[What this task involves] Among the entries below, count the lines that contain the word "Billion". Write down only the total.

[Stored data]
..............................

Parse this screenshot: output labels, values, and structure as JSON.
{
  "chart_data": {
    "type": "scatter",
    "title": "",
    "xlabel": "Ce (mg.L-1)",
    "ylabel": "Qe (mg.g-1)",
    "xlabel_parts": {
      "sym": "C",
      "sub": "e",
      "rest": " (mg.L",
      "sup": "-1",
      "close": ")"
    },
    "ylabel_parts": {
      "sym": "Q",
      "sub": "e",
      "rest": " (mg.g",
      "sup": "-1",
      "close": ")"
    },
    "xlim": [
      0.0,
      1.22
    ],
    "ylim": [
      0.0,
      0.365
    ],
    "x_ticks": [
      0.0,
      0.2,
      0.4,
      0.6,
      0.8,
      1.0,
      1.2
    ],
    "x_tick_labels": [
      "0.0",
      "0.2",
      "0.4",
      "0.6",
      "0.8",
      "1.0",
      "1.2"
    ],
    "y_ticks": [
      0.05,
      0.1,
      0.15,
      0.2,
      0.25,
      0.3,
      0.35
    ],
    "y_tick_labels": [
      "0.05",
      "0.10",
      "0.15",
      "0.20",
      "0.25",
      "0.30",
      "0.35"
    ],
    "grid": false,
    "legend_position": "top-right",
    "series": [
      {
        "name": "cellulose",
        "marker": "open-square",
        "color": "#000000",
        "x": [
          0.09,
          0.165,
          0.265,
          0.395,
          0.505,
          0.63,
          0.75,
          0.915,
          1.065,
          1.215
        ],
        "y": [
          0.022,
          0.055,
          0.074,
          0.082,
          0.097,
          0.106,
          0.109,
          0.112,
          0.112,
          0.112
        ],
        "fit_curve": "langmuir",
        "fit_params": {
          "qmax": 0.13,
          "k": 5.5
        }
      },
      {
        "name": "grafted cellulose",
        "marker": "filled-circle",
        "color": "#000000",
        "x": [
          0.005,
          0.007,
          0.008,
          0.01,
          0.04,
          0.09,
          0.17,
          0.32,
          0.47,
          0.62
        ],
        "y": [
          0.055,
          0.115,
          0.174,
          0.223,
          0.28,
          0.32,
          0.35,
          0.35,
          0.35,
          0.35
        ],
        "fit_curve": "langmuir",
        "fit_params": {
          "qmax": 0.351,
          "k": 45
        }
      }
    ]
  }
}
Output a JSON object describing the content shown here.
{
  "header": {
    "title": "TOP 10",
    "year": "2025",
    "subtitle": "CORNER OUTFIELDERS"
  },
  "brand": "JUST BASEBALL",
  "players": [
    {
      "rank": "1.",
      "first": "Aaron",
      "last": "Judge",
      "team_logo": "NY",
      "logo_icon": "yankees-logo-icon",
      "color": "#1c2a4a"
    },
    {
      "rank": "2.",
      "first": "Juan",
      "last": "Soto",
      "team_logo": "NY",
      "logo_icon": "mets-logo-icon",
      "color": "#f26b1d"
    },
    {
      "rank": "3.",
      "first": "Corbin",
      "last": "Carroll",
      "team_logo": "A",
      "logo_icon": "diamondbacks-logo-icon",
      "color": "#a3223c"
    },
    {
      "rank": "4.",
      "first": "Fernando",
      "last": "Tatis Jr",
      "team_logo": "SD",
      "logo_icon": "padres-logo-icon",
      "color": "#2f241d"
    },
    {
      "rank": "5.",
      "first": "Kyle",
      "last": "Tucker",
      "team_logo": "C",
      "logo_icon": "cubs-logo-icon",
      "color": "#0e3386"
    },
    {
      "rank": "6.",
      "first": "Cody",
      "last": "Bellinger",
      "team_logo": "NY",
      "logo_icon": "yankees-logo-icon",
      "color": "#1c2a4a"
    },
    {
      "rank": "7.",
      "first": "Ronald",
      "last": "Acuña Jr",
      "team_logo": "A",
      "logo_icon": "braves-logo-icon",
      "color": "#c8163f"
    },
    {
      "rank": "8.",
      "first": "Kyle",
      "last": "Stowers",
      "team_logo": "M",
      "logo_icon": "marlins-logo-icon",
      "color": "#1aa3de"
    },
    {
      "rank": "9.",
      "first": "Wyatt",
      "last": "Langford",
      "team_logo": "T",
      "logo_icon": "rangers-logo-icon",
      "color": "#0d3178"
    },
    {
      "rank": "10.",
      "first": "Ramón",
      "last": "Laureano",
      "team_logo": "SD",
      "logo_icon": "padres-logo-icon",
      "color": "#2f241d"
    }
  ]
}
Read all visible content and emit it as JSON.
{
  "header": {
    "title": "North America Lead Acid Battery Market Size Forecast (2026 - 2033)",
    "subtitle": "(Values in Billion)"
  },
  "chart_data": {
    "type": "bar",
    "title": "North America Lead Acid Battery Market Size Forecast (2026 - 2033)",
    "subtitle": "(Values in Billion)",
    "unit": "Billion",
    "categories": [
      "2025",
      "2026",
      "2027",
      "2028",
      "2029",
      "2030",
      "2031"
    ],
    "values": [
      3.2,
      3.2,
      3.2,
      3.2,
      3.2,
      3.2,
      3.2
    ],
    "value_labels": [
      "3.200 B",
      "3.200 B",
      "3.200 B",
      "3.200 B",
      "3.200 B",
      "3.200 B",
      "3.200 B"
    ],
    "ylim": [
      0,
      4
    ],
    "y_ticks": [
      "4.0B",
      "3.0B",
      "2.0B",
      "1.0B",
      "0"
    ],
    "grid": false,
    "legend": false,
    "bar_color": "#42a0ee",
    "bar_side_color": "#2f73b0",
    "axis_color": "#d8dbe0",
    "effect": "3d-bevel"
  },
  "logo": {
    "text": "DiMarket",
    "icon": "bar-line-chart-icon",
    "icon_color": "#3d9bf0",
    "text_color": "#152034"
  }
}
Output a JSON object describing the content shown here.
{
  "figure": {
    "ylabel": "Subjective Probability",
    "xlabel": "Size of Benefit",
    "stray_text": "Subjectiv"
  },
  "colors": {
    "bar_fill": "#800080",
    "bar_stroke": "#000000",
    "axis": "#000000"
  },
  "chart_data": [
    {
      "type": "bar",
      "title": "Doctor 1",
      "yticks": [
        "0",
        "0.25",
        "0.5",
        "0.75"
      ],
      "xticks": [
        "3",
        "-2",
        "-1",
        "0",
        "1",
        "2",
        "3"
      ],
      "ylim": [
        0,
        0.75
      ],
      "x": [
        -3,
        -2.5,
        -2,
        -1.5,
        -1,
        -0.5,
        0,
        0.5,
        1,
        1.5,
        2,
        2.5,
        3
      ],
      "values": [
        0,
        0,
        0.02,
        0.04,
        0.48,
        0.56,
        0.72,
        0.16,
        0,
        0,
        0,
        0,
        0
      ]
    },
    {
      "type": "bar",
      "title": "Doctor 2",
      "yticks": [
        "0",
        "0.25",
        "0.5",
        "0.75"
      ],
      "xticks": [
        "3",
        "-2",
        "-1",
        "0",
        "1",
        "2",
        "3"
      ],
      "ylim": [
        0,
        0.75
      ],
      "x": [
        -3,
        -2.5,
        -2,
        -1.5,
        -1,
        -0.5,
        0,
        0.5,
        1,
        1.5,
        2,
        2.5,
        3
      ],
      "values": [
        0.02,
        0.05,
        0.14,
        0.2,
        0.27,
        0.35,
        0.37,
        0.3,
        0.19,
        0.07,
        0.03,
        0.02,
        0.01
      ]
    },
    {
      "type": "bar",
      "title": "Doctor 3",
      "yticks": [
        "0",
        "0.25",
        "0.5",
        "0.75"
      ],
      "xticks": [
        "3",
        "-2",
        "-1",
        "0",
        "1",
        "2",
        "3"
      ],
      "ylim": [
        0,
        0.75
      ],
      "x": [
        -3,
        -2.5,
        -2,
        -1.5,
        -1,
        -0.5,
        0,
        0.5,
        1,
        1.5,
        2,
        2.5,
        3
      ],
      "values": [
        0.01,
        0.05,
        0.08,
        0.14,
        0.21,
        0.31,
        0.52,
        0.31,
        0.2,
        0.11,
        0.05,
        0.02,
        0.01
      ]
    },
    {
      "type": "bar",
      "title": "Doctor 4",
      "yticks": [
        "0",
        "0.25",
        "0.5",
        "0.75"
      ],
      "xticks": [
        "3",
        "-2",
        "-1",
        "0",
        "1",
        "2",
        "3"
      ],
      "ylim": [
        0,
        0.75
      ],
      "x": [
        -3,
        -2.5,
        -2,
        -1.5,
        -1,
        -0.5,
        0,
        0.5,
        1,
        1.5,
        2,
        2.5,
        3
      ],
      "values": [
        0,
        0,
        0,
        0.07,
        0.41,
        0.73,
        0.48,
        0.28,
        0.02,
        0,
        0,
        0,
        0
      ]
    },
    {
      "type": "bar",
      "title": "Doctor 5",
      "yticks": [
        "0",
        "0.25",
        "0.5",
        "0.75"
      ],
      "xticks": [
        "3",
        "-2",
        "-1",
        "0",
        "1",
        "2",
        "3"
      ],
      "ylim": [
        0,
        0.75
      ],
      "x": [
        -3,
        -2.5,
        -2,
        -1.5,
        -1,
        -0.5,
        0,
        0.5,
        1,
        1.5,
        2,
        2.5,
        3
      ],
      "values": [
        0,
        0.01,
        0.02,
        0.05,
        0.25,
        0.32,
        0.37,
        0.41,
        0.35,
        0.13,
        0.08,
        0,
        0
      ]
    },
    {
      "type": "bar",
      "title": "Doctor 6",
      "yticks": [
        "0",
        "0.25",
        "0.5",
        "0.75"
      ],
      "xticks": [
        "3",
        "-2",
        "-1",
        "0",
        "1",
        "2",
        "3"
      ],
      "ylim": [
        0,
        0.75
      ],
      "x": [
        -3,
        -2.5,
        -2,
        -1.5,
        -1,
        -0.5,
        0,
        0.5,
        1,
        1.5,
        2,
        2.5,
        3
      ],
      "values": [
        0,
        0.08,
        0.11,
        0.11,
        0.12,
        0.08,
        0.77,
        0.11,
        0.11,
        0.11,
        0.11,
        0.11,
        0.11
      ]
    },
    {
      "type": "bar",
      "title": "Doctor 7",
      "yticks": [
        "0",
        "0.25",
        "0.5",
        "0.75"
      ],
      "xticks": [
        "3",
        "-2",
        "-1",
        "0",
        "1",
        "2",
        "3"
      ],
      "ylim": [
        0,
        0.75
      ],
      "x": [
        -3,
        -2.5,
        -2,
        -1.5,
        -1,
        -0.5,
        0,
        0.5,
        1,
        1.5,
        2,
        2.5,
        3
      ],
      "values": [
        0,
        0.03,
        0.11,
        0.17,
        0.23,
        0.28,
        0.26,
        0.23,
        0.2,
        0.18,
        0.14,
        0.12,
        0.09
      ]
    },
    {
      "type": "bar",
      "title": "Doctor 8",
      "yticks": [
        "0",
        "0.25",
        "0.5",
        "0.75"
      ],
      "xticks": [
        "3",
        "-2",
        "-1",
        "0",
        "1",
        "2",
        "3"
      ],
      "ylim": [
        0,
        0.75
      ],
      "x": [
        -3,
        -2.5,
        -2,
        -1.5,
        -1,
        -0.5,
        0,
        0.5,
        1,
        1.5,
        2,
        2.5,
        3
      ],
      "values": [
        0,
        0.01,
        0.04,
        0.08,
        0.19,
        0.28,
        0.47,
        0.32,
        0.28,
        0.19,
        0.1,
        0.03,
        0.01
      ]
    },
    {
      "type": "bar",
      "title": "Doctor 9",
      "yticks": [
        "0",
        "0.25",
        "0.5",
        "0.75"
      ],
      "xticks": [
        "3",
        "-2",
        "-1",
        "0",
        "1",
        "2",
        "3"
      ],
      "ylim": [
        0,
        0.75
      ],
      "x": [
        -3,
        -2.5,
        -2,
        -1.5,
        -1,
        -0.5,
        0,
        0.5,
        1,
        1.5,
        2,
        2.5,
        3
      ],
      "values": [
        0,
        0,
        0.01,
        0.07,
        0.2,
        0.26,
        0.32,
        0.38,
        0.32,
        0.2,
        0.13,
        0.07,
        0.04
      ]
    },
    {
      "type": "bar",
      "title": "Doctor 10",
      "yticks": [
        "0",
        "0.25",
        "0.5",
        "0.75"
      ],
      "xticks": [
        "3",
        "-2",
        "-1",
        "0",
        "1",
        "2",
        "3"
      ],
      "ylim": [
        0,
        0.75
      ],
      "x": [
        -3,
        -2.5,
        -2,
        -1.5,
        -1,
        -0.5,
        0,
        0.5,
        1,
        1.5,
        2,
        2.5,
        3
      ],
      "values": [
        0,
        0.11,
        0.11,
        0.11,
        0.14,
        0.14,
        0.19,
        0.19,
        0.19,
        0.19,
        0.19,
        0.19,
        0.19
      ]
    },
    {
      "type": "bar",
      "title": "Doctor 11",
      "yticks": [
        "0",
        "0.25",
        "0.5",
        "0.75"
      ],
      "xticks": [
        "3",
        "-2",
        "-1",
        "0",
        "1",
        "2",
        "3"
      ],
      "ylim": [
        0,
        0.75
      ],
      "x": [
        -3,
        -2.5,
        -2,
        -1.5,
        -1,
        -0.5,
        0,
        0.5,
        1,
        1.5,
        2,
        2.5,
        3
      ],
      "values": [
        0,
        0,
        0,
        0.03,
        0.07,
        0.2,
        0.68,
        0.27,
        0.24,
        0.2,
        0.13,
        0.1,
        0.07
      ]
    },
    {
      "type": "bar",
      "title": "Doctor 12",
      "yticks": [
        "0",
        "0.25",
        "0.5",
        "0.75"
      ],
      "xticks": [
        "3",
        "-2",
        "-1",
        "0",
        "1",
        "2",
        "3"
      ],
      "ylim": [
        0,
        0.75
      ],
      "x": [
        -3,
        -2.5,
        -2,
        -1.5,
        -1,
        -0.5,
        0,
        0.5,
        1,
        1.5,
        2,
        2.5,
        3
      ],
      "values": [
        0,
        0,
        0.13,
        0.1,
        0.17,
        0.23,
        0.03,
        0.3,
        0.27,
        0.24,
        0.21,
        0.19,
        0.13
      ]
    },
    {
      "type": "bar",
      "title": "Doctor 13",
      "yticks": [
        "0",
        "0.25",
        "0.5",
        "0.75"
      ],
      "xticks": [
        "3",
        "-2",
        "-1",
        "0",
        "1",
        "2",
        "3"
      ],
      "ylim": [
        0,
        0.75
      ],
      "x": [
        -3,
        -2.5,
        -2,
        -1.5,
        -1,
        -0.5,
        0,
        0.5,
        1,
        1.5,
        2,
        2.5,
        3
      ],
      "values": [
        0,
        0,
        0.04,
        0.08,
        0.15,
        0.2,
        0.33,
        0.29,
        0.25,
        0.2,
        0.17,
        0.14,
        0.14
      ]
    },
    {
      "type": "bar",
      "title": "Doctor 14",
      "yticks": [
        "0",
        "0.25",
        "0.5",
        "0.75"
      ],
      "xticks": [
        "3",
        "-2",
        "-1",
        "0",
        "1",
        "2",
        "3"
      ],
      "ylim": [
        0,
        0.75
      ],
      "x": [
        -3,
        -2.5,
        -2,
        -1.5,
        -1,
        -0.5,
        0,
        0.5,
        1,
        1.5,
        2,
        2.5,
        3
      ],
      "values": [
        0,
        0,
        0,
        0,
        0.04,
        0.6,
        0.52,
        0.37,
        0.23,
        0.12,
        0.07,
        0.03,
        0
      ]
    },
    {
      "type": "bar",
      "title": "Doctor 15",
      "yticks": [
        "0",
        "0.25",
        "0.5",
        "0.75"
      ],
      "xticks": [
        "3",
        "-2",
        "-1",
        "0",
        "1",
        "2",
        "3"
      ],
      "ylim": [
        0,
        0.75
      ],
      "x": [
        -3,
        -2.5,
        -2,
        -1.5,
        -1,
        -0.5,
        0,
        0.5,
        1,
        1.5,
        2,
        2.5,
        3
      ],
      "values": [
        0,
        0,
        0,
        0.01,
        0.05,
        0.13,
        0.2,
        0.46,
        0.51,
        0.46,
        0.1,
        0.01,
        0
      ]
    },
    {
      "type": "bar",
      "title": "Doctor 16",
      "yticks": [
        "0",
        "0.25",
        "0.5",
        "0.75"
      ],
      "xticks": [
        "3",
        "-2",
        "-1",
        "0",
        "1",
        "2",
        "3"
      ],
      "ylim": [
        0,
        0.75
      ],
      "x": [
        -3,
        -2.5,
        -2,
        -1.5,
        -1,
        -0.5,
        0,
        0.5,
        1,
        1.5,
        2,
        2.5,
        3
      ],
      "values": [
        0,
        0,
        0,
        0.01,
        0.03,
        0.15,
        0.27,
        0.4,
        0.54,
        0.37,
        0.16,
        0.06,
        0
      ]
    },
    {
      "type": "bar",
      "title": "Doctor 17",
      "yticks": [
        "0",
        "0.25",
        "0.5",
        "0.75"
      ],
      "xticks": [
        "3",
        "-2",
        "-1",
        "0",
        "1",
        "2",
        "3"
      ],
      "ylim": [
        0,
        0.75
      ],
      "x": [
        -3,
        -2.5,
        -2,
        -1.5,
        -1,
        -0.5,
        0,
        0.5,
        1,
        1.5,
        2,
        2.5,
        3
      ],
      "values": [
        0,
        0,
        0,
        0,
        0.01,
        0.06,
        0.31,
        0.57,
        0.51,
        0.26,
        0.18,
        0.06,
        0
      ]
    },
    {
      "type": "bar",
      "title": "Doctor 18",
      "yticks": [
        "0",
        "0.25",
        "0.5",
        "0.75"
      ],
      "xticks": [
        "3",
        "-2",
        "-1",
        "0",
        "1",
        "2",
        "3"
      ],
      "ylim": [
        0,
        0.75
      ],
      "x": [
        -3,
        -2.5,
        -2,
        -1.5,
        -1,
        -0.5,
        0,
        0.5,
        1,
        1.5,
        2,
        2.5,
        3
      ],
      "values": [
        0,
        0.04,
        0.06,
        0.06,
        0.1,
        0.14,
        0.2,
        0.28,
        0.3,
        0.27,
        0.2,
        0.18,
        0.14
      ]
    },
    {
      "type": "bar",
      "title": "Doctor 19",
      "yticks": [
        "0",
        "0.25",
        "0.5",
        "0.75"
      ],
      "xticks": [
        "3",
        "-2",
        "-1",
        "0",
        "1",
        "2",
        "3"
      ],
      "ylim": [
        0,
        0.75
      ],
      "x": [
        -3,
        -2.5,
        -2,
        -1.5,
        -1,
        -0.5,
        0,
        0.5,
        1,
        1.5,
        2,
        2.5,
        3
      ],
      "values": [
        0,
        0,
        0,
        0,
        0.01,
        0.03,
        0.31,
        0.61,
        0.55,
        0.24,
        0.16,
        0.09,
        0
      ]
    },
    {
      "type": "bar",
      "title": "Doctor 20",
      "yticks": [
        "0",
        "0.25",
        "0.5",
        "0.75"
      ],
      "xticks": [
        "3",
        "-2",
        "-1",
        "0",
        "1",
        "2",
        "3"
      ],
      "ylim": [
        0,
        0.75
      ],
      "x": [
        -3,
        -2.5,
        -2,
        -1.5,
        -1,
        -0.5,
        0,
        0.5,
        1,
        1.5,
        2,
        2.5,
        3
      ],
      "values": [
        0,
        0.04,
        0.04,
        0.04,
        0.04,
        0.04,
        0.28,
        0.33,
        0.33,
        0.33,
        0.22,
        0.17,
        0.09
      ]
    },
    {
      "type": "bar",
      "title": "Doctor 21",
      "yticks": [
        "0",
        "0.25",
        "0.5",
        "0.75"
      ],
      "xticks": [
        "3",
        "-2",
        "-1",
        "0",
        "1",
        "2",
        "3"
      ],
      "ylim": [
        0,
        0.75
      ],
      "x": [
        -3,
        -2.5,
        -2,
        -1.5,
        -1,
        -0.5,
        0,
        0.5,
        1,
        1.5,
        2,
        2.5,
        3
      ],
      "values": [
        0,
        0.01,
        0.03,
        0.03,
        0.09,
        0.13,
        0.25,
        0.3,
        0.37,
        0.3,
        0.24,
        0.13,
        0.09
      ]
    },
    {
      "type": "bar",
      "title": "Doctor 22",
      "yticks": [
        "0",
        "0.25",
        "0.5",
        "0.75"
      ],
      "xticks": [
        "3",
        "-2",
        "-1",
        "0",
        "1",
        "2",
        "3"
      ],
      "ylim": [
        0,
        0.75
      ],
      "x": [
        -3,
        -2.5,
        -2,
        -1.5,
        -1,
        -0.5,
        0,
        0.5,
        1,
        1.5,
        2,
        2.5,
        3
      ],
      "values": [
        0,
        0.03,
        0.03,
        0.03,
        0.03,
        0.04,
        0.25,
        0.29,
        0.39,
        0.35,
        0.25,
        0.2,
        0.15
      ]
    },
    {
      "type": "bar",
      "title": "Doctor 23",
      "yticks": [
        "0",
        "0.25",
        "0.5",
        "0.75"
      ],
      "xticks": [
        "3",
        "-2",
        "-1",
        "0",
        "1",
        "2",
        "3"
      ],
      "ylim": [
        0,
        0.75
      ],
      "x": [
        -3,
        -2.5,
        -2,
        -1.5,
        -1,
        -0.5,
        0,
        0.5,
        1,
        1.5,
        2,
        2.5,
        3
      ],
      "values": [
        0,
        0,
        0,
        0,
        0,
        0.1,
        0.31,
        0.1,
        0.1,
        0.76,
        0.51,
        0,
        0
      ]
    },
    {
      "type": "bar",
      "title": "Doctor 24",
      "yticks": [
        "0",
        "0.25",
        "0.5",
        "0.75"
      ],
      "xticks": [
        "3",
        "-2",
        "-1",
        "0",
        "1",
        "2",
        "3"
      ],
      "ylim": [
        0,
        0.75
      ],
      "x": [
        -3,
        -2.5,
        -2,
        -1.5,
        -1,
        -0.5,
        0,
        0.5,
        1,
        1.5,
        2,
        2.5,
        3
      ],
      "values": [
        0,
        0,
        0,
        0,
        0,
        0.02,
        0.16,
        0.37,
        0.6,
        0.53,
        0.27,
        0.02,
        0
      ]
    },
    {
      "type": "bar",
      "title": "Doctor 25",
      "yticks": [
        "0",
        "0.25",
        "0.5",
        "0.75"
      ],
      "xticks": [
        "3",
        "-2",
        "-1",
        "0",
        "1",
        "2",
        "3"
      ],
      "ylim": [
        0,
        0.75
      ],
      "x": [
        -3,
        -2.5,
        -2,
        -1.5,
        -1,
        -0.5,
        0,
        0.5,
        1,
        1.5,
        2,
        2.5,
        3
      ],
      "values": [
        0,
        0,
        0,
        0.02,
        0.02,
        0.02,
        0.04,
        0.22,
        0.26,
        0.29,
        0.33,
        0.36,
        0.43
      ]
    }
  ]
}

..............................

[Response] 3